** Begin Data in this exercise **

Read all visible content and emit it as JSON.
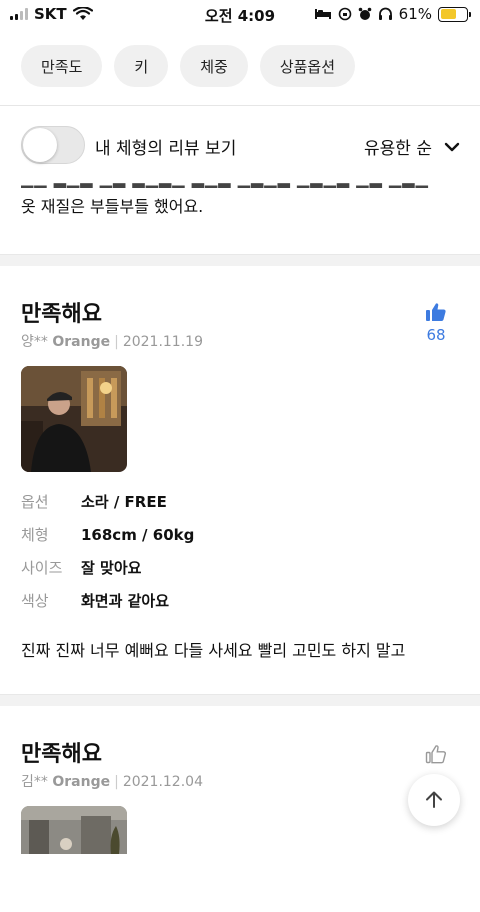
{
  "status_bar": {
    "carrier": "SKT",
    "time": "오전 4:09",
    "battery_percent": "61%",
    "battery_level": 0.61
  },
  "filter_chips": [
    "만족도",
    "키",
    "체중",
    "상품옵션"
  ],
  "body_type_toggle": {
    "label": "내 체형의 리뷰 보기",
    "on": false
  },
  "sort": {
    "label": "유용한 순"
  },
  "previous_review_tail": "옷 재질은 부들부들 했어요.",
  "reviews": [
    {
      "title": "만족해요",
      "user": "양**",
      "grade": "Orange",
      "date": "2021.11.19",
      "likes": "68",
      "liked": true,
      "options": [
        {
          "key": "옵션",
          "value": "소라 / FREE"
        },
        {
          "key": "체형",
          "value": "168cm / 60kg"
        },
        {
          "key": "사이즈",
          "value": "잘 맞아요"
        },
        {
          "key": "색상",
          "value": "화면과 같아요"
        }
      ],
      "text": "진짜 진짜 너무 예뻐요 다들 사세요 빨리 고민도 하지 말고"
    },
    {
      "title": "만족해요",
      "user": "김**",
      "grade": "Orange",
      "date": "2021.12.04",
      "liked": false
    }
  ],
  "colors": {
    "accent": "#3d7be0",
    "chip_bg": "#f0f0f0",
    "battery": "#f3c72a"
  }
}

** End Data in this exercise **
** Begin Data in this exercise **

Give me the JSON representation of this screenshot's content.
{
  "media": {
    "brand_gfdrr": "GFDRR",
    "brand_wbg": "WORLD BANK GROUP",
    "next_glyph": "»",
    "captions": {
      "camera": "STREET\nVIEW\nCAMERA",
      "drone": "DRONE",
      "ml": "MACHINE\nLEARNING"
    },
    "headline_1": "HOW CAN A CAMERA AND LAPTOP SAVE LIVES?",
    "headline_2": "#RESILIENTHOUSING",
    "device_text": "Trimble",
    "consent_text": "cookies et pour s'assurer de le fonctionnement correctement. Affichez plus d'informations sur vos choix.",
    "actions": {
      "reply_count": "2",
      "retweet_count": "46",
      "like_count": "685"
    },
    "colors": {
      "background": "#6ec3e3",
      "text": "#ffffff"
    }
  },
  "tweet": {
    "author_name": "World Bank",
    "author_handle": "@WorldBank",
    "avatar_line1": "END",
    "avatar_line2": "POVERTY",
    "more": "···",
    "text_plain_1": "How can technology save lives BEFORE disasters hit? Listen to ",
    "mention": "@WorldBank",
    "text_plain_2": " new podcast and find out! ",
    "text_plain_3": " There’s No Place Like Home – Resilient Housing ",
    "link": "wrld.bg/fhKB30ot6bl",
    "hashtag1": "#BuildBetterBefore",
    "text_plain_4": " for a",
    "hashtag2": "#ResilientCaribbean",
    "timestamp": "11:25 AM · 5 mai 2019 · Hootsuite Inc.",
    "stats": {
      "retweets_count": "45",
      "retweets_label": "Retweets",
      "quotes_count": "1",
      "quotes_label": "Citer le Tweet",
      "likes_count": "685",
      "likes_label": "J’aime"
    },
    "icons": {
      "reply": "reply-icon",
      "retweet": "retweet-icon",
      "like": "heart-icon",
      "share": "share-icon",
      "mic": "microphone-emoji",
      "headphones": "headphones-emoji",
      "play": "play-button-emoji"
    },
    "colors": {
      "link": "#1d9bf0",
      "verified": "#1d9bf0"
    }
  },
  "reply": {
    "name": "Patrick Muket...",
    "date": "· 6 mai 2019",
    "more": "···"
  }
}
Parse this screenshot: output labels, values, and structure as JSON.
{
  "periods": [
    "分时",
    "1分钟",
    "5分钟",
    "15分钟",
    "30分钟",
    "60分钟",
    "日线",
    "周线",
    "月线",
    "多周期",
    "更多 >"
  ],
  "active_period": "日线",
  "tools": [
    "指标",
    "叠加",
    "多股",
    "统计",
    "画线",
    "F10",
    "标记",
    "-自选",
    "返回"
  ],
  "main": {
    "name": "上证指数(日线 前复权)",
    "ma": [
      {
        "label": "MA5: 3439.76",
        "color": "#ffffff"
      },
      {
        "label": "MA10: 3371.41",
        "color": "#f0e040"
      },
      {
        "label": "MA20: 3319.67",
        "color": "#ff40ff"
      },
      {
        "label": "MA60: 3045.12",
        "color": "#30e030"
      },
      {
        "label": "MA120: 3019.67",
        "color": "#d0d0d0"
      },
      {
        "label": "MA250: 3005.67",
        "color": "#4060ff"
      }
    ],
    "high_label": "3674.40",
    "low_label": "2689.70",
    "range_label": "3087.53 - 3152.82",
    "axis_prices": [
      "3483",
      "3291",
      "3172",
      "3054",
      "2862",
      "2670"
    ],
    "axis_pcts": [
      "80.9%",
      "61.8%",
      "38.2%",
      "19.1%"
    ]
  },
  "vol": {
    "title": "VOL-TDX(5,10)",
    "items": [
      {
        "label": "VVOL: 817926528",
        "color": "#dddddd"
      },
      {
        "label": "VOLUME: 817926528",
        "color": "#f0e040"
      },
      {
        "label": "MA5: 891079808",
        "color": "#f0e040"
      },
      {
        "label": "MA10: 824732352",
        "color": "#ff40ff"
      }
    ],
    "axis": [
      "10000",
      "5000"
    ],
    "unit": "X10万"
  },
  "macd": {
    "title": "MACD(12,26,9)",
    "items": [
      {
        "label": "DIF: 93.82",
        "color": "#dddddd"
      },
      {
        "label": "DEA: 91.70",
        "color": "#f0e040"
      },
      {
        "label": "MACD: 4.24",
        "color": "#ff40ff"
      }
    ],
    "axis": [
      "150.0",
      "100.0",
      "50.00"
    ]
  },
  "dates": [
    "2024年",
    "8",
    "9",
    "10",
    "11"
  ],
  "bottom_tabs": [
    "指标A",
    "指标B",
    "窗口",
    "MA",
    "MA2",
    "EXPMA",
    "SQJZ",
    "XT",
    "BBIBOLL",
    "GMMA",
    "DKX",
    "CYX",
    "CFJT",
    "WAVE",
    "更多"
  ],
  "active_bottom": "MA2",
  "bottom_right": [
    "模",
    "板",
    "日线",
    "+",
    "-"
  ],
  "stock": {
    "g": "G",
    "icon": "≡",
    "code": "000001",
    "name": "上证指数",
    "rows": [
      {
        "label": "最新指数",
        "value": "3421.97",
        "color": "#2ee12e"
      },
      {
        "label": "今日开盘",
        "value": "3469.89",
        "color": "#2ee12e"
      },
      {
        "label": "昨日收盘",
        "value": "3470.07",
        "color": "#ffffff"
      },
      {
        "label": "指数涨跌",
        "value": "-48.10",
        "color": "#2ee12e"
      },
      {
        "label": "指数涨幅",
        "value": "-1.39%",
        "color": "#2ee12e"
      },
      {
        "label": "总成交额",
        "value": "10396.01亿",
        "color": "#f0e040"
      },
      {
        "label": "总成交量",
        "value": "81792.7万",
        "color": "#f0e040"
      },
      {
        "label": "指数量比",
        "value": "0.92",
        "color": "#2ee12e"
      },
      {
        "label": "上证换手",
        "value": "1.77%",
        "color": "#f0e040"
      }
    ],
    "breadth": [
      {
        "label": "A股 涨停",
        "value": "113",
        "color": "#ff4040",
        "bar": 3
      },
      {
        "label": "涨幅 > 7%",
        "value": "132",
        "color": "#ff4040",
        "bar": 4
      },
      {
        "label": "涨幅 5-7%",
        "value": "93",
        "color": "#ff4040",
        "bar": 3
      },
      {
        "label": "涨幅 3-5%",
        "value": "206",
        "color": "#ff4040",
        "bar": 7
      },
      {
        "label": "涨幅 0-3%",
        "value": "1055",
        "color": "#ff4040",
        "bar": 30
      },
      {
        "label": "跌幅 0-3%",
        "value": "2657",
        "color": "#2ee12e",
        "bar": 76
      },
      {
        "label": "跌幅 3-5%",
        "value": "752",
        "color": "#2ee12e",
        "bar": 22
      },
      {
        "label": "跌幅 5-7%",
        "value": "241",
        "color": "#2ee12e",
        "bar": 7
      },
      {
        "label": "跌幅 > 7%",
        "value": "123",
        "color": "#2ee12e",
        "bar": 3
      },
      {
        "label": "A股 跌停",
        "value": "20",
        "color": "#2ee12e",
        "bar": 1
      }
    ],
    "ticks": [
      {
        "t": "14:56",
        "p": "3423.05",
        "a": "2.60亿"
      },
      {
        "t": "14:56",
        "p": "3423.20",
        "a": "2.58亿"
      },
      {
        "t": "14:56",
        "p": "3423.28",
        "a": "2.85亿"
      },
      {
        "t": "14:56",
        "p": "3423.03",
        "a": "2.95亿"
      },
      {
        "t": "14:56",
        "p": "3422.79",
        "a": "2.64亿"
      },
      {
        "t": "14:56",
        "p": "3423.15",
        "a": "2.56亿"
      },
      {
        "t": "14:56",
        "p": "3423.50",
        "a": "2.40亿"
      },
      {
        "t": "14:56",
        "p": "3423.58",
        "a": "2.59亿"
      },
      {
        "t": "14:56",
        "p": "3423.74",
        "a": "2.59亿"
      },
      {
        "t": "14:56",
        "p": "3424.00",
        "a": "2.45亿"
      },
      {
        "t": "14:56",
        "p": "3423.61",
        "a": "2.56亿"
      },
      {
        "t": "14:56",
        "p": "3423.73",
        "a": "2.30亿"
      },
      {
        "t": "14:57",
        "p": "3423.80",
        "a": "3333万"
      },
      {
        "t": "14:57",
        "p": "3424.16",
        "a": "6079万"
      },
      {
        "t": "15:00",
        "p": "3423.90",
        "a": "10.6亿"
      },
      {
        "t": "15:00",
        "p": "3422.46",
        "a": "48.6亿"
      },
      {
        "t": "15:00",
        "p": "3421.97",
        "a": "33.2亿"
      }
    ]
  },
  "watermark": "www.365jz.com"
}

** End Data in this exercise **

Short problem -
Work through the records line by line and tally those holding "content". Reply with the number alone.

Written answer -
2